EXERCISE INSTRUCTIONS –
Exactly as they stand, set down all of the records again.

------ TASK MATERIAL ------

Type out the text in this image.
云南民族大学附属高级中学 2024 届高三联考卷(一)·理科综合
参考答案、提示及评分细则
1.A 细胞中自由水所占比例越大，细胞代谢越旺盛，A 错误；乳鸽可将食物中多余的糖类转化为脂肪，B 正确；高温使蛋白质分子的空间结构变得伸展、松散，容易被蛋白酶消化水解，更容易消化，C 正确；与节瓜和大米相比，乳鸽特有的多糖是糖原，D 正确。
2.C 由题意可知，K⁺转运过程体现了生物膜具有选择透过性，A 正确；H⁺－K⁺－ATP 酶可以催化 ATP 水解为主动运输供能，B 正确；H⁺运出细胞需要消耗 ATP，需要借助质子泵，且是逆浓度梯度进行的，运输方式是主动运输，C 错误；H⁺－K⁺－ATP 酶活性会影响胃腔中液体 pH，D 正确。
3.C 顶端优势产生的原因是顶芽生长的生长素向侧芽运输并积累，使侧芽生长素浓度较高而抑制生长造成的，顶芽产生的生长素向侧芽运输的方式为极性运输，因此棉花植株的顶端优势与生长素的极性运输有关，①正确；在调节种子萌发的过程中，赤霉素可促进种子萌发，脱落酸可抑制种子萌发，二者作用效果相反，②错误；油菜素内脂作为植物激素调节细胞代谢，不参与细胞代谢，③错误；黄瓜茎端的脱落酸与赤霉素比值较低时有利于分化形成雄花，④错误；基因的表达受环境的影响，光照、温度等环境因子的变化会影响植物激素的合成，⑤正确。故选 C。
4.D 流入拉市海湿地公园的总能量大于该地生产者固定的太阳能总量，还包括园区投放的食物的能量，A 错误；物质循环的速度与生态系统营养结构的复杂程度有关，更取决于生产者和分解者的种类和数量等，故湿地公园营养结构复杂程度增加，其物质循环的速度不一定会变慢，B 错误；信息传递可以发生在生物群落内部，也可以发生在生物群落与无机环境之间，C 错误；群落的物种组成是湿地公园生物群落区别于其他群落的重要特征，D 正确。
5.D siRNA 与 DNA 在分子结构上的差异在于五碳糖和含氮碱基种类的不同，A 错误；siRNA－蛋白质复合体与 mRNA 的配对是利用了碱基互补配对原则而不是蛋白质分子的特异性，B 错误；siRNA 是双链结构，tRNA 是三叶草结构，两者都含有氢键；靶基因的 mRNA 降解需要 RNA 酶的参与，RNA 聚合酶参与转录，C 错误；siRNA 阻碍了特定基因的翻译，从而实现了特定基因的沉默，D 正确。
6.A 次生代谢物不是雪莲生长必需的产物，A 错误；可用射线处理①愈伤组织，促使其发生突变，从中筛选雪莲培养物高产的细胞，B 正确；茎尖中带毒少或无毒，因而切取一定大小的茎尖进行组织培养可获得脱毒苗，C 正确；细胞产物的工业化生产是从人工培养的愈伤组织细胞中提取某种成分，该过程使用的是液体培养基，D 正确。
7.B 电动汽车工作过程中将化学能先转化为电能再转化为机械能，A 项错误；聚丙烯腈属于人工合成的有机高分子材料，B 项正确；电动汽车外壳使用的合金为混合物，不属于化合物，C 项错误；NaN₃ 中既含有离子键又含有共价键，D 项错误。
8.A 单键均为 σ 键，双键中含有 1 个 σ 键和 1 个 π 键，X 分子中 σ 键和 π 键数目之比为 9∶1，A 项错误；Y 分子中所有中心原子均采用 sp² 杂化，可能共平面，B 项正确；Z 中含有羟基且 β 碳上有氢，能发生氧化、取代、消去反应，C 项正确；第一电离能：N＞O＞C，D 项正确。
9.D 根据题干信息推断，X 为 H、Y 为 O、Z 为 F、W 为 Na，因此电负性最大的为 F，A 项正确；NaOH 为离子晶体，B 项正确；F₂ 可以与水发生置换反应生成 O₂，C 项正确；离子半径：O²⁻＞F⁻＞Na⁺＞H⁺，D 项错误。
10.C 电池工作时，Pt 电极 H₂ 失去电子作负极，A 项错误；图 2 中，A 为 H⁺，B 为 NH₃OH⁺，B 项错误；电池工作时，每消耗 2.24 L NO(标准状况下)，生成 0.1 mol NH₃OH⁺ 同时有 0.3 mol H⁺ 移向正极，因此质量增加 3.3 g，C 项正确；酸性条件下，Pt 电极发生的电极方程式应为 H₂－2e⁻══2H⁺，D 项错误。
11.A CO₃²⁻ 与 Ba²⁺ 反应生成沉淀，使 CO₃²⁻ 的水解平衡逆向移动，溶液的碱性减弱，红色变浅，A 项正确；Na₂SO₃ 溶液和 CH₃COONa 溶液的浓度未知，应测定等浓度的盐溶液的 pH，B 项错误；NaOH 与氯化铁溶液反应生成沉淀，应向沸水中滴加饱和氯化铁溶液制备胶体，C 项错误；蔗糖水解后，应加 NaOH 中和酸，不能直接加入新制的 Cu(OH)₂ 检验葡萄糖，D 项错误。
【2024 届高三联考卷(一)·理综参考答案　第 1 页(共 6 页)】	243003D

------

RESPONSE –
Type out the text in this image.
云南民族大学附属高级中学 2024 届高三联考卷(一)·理科综合
参考答案、提示及评分细则
1.A 细胞中自由水所占比例越大，细胞代谢越旺盛，A 错误；乳鸽可将食物中多余的糖类转化为脂肪，B 正确；高温使蛋白质分子的空间结构变得伸展、松散，容易被蛋白酶消化水解，更容易消化，C 正确；与节瓜和大米相比，乳鸽特有的多糖是糖原，D 正确。
2.C 由题意可知，K⁺转运过程体现了生物膜具有选择透过性，A 正确；H⁺－K⁺－ATP 酶可以催化 ATP 水解为主动运输供能，B 正确；H⁺运出细胞需要消耗 ATP，需要借助质子泵，且是逆浓度梯度进行的，运输方式是主动运输，C 错误；H⁺－K⁺－ATP 酶活性会影响胃腔中液体 pH，D 正确。
3.C 顶端优势产生的原因是顶芽生长的生长素向侧芽运输并积累，使侧芽生长素浓度较高而抑制生长造成的，顶芽产生的生长素向侧芽运输的方式为极性运输，因此棉花植株的顶端优势与生长素的极性运输有关，①正确；在调节种子萌发的过程中，赤霉素可促进种子萌发，脱落酸可抑制种子萌发，二者作用效果相反，②错误；油菜素内脂作为植物激素调节细胞代谢，不参与细胞代谢，③错误；黄瓜茎端的脱落酸与赤霉素比值较低时有利于分化形成雄花，④错误；基因的表达受环境的影响，光照、温度等环境因子的变化会影响植物激素的合成，⑤正确。故选 C。
4.D 流入拉市海湿地公园的总能量大于该地生产者固定的太阳能总量，还包括园区投放的食物的能量，A 错误；物质循环的速度与生态系统营养结构的复杂程度有关，更取决于生产者和分解者的种类和数量等，故湿地公园营养结构复杂程度增加，其物质循环的速度不一定会变慢，B 错误；信息传递可以发生在生物群落内部，也可以发生在生物群落与无机环境之间，C 错误；群落的物种组成是湿地公园生物群落区别于其他群落的重要特征，D 正确。
5.D siRNA 与 DNA 在分子结构上的差异在于五碳糖和含氮碱基种类的不同，A 错误；siRNA－蛋白质复合体与 mRNA 的配对是利用了碱基互补配对原则而不是蛋白质分子的特异性，B 错误；siRNA 是双链结构，tRNA 是三叶草结构，两者都含有氢键；靶基因的 mRNA 降解需要 RNA 酶的参与，RNA 聚合酶参与转录，C 错误；siRNA 阻碍了特定基因的翻译，从而实现了特定基因的沉默，D 正确。
6.A 次生代谢物不是雪莲生长必需的产物，A 错误；可用射线处理①愈伤组织，促使其发生突变，从中筛选雪莲培养物高产的细胞，B 正确；茎尖中带毒少或无毒，因而切取一定大小的茎尖进行组织培养可获得脱毒苗，C 正确；细胞产物的工业化生产是从人工培养的愈伤组织细胞中提取某种成分，该过程使用的是液体培养基，D 正确。
7.B 电动汽车工作过程中将化学能先转化为电能再转化为机械能，A 项错误；聚丙烯腈属于人工合成的有机高分子材料，B 项正确；电动汽车外壳使用的合金为混合物，不属于化合物，C 项错误；NaN₃ 中既含有离子键又含有共价键，D 项错误。
8.A 单键均为 σ 键，双键中含有 1 个 σ 键和 1 个 π 键，X 分子中 σ 键和 π 键数目之比为 9∶1，A 项错误；Y 分子中所有中心原子均采用 sp² 杂化，可能共平面，B 项正确；Z 中含有羟基且 β 碳上有氢，能发生氧化、取代、消去反应，C 项正确；第一电离能：N＞O＞C，D 项正确。
9.D 根据题干信息推断，X 为 H、Y 为 O、Z 为 F、W 为 Na，因此电负性最大的为 F，A 项正确；NaOH 为离子晶体，B 项正确；F₂ 可以与水发生置换反应生成 O₂，C 项正确；离子半径：O²⁻＞F⁻＞Na⁺＞H⁺，D 项错误。
10.C 电池工作时，Pt 电极 H₂ 失去电子作负极，A 项错误；图 2 中，A 为 H⁺，B 为 NH₃OH⁺，B 项错误；电池工作时，每消耗 2.24 L NO(标准状况下)，生成 0.1 mol NH₃OH⁺ 同时有 0.3 mol H⁺ 移向正极，因此质量增加 3.3 g，C 项正确；酸性条件下，Pt 电极发生的电极方程式应为 H₂－2e⁻══2H⁺，D 项错误。
11.A CO₃²⁻ 与 Ba²⁺ 反应生成沉淀，使 CO₃²⁻ 的水解平衡逆向移动，溶液的碱性减弱，红色变浅，A 项正确；Na₂SO₃ 溶液和 CH₃COONa 溶液的浓度未知，应测定等浓度的盐溶液的 pH，B 项错误；NaOH 与氯化铁溶液反应生成沉淀，应向沸水中滴加饱和氯化铁溶液制备胶体，C 项错误；蔗糖水解后，应加 NaOH 中和酸，不能直接加入新制的 Cu(OH)₂ 检验葡萄糖，D 项错误。
【2024 届高三联考卷(一)·理综参考答案　第 1 页(共 6 页)】	243003D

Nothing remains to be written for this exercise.